INFORMATION GIVEN:
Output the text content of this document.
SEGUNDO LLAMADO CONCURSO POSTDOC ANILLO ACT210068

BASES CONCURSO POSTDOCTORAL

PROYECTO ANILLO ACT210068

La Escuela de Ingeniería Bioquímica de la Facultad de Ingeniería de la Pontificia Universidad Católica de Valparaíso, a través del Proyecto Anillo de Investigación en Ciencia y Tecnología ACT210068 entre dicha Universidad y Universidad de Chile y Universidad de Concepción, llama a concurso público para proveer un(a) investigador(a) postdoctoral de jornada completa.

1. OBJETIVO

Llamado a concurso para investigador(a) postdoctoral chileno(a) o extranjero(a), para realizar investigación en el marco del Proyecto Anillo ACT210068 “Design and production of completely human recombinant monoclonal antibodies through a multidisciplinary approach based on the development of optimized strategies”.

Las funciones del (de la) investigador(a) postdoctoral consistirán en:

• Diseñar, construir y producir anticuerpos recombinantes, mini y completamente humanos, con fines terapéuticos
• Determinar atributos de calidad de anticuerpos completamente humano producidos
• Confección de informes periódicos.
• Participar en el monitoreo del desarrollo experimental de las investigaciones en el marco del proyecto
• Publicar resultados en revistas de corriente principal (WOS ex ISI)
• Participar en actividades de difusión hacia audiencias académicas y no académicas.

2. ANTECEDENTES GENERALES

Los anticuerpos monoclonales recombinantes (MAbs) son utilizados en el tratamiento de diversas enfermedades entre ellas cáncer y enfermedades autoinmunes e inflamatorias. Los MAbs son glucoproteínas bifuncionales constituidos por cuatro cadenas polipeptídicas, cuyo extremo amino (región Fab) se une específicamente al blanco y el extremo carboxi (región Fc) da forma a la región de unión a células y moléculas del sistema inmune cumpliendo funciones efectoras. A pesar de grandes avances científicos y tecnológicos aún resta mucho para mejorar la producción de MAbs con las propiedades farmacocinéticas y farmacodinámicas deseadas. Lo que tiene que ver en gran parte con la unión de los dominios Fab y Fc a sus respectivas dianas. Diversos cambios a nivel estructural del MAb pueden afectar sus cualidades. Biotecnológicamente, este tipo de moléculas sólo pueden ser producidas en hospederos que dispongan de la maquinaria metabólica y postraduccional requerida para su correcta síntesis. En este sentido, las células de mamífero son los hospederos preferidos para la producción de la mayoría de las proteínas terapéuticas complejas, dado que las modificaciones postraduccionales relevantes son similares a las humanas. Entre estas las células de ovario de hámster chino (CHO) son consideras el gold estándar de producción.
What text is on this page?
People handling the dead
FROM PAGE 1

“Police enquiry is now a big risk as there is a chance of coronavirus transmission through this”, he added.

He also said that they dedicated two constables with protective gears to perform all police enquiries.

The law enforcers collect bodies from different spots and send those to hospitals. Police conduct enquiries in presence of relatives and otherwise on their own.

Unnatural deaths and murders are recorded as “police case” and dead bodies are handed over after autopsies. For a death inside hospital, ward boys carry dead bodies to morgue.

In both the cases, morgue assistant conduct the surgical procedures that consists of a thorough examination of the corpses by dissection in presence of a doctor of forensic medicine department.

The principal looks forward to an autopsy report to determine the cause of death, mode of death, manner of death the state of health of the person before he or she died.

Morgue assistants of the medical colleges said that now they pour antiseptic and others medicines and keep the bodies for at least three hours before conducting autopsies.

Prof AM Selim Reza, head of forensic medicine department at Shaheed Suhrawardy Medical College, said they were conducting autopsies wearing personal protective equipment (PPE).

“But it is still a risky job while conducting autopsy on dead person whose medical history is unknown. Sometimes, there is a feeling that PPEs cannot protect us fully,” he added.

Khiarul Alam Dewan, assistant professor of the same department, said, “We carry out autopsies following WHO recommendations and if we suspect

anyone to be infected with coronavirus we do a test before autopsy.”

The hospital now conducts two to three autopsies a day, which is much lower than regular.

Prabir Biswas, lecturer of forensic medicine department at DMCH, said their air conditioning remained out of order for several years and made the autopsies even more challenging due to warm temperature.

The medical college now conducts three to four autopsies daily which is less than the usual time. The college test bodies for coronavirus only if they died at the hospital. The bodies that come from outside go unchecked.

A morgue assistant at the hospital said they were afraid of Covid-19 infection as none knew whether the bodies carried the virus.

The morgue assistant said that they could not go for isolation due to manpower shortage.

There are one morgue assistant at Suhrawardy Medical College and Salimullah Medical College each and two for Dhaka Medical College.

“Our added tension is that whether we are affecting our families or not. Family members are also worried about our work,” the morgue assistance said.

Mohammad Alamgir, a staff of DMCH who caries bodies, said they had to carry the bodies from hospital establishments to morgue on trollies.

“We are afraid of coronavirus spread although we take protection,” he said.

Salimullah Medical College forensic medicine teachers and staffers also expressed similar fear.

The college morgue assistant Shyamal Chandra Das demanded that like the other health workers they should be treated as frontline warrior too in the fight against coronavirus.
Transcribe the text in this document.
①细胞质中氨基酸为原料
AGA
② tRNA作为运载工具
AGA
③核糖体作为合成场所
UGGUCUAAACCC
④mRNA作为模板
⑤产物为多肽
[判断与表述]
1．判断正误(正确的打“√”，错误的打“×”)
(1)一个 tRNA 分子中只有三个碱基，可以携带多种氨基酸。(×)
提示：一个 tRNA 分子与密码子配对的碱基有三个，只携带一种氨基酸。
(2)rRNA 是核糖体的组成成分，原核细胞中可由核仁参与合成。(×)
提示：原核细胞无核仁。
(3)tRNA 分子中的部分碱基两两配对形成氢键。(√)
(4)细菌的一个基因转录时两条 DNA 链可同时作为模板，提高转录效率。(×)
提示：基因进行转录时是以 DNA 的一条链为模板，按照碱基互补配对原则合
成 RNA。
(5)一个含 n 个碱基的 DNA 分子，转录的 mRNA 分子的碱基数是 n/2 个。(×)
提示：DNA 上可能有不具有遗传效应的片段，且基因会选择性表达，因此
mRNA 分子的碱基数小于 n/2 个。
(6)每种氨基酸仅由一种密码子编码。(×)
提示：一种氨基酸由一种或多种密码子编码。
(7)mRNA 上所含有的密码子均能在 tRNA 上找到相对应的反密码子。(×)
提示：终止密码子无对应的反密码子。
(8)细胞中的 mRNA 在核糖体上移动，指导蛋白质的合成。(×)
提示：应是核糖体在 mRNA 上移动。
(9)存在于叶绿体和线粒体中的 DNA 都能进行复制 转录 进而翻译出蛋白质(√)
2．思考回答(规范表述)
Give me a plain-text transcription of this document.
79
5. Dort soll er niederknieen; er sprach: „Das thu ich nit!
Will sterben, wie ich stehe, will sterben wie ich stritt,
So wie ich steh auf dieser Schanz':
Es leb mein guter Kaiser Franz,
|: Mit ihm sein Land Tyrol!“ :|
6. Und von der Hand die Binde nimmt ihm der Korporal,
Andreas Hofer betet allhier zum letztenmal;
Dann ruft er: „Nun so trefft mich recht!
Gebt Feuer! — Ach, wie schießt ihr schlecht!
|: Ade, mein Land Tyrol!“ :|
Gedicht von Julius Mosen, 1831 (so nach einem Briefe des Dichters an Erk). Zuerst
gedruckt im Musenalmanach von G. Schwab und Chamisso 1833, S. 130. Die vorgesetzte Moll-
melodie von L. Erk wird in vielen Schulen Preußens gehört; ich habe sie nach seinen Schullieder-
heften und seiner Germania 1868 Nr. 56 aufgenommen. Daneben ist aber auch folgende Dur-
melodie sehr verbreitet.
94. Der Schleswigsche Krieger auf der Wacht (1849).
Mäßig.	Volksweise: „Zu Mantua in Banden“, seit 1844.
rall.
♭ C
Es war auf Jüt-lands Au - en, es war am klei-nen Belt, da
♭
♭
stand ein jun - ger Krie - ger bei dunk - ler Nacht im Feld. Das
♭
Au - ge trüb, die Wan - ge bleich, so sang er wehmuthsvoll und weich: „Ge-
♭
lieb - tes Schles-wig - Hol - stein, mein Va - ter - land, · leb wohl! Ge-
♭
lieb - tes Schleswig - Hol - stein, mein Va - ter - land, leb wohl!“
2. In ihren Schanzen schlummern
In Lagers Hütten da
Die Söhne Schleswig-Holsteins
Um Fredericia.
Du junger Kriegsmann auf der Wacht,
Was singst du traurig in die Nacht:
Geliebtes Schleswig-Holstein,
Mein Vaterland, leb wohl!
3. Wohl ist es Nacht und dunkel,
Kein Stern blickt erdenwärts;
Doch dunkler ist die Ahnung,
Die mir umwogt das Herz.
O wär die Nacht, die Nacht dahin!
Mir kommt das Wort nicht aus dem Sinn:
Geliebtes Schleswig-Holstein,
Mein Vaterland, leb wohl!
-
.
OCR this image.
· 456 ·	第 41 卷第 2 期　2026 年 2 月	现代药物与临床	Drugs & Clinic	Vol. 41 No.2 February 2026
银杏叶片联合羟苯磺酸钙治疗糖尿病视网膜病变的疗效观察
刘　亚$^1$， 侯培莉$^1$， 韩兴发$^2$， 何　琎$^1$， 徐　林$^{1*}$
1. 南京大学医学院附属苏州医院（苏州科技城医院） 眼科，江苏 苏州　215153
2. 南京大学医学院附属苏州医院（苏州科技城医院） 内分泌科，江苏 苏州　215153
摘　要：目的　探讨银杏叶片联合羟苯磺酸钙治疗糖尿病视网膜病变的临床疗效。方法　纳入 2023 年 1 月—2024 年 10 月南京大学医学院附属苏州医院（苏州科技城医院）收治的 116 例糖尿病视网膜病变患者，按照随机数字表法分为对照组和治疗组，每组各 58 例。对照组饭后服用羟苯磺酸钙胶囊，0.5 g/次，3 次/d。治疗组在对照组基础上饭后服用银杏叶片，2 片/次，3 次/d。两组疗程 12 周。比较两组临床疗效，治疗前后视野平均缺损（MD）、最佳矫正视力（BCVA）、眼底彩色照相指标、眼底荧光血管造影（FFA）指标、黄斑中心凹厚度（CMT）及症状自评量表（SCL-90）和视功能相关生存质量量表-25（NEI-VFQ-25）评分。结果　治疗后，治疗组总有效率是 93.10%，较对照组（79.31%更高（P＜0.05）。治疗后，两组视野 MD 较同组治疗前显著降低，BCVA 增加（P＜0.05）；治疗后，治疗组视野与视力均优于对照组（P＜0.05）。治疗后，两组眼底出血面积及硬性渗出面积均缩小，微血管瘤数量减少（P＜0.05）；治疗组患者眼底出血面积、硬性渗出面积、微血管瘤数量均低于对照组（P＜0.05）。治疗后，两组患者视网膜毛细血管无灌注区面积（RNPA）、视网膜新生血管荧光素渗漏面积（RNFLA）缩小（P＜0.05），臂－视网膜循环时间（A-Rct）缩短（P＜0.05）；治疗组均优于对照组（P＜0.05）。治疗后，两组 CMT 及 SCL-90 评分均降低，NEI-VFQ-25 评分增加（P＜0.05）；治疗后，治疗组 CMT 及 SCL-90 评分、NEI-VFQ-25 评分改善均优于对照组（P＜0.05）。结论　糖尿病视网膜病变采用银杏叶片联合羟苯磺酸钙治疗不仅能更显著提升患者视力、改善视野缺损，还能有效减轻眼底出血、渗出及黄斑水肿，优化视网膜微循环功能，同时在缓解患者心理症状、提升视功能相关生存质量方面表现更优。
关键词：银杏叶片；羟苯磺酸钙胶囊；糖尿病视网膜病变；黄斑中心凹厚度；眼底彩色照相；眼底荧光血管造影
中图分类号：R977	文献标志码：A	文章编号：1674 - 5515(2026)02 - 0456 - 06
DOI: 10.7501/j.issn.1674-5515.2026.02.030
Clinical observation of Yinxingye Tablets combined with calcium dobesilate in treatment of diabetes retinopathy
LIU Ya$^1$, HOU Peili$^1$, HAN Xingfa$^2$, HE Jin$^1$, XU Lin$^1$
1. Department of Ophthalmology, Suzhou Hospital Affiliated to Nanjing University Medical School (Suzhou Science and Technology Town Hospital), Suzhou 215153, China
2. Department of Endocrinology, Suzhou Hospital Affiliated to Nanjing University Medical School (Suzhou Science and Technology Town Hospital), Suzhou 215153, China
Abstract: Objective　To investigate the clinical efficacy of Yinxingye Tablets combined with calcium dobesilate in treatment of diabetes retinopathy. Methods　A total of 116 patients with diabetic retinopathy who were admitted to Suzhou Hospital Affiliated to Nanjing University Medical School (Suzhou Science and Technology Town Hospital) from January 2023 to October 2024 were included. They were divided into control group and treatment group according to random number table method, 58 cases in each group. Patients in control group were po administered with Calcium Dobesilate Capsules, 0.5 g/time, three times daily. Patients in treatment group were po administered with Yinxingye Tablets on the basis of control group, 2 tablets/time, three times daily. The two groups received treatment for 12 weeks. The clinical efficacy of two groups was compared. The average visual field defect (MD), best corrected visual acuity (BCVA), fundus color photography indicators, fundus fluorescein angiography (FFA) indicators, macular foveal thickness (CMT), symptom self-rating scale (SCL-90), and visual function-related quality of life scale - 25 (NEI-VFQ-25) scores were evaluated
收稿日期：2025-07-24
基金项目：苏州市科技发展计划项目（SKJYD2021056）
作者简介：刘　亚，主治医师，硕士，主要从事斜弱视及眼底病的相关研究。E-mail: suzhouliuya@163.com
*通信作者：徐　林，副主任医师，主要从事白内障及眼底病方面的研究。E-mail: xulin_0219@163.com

WHAT TO DO:
How many lines in the records above contain the word "test"? State that number and nothing more.

SOLUTION TO THIS TASK:
2